## Provided records
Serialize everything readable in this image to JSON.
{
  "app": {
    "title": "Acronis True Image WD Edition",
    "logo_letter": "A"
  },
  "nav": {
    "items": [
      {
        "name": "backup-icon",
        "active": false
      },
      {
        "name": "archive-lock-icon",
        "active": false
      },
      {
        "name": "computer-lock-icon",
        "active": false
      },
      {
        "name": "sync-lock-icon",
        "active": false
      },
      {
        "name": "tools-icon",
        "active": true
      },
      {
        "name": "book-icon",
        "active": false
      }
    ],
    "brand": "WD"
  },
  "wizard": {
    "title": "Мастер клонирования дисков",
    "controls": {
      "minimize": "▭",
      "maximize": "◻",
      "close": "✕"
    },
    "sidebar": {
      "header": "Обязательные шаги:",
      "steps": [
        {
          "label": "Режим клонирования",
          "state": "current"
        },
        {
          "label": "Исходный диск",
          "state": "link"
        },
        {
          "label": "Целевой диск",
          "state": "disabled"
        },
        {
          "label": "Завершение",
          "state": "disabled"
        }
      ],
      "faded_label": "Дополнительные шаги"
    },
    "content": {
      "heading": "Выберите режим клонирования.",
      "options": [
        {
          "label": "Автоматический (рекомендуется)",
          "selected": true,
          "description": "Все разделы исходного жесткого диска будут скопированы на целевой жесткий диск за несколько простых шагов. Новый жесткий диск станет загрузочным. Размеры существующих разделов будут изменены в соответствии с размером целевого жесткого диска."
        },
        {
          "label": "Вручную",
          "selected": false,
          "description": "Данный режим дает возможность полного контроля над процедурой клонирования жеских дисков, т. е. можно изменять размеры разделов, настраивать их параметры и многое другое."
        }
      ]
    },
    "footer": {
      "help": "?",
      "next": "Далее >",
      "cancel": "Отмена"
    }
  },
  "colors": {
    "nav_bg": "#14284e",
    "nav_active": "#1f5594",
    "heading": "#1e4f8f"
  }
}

## Task brief
All of the lines above must be returned exactly.

## Exercise solution
Serialize everything readable in this image to JSON.
{
  "app": {
    "title": "Acronis True Image WD Edition",
    "logo_letter": "A"
  },
  "nav": {
    "items": [
      {
        "name": "backup-icon",
        "active": false
      },
      {
        "name": "archive-lock-icon",
        "active": false
      },
      {
        "name": "computer-lock-icon",
        "active": false
      },
      {
        "name": "sync-lock-icon",
        "active": false
      },
      {
        "name": "tools-icon",
        "active": true
      },
      {
        "name": "book-icon",
        "active": false
      }
    ],
    "brand": "WD"
  },
  "wizard": {
    "title": "Мастер клонирования дисков",
    "controls": {
      "minimize": "▭",
      "maximize": "◻",
      "close": "✕"
    },
    "sidebar": {
      "header": "Обязательные шаги:",
      "steps": [
        {
          "label": "Режим клонирования",
          "state": "current"
        },
        {
          "label": "Исходный диск",
          "state": "link"
        },
        {
          "label": "Целевой диск",
          "state": "disabled"
        },
        {
          "label": "Завершение",
          "state": "disabled"
        }
      ],
      "faded_label": "Дополнительные шаги"
    },
    "content": {
      "heading": "Выберите режим клонирования.",
      "options": [
        {
          "label": "Автоматический (рекомендуется)",
          "selected": true,
          "description": "Все разделы исходного жесткого диска будут скопированы на целевой жесткий диск за несколько простых шагов. Новый жесткий диск станет загрузочным. Размеры существующих разделов будут изменены в соответствии с размером целевого жесткого диска."
        },
        {
          "label": "Вручную",
          "selected": false,
          "description": "Данный режим дает возможность полного контроля над процедурой клонирования жеских дисков, т. е. можно изменять размеры разделов, настраивать их параметры и многое другое."
        }
      ]
    },
    "footer": {
      "help": "?",
      "next": "Далее >",
      "cancel": "Отмена"
    }
  },
  "colors": {
    "nav_bg": "#14284e",
    "nav_active": "#1f5594",
    "heading": "#1e4f8f"
  }
}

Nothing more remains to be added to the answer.